- [What you have to do] Check each line of the listing for the string "India", count the lines that have it, and answer with that number only.

- [Supplied records]
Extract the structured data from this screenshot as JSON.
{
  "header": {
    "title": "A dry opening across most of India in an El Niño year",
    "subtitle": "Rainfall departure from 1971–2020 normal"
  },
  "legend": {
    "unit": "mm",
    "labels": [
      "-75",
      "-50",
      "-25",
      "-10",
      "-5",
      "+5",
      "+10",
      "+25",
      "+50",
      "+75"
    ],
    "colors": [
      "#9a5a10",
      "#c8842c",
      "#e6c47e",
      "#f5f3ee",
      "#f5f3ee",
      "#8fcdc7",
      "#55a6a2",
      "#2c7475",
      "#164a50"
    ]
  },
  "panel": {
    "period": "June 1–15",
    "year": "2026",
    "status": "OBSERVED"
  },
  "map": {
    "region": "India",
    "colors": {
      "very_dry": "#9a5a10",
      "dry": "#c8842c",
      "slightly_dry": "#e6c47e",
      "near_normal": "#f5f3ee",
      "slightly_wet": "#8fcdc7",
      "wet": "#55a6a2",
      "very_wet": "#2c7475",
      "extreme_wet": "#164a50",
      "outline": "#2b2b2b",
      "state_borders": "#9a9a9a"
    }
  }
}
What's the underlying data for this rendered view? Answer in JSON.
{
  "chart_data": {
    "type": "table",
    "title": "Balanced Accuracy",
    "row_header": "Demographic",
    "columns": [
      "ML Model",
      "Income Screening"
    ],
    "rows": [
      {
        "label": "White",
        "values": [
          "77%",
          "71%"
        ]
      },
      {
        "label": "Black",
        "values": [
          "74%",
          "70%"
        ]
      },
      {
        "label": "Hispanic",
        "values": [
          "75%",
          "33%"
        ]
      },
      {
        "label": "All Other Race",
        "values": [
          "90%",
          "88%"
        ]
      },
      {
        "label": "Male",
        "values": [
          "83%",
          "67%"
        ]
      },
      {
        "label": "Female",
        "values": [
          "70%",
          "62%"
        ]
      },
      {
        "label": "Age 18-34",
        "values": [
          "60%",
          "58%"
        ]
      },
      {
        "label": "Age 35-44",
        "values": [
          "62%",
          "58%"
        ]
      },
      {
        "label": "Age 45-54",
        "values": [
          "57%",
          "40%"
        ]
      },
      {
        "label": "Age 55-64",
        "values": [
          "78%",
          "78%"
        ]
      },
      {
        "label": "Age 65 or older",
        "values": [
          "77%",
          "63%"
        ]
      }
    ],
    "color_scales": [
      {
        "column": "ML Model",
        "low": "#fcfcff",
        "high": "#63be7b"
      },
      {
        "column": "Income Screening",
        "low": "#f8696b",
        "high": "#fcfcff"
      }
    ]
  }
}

- [Output of the exercise] 2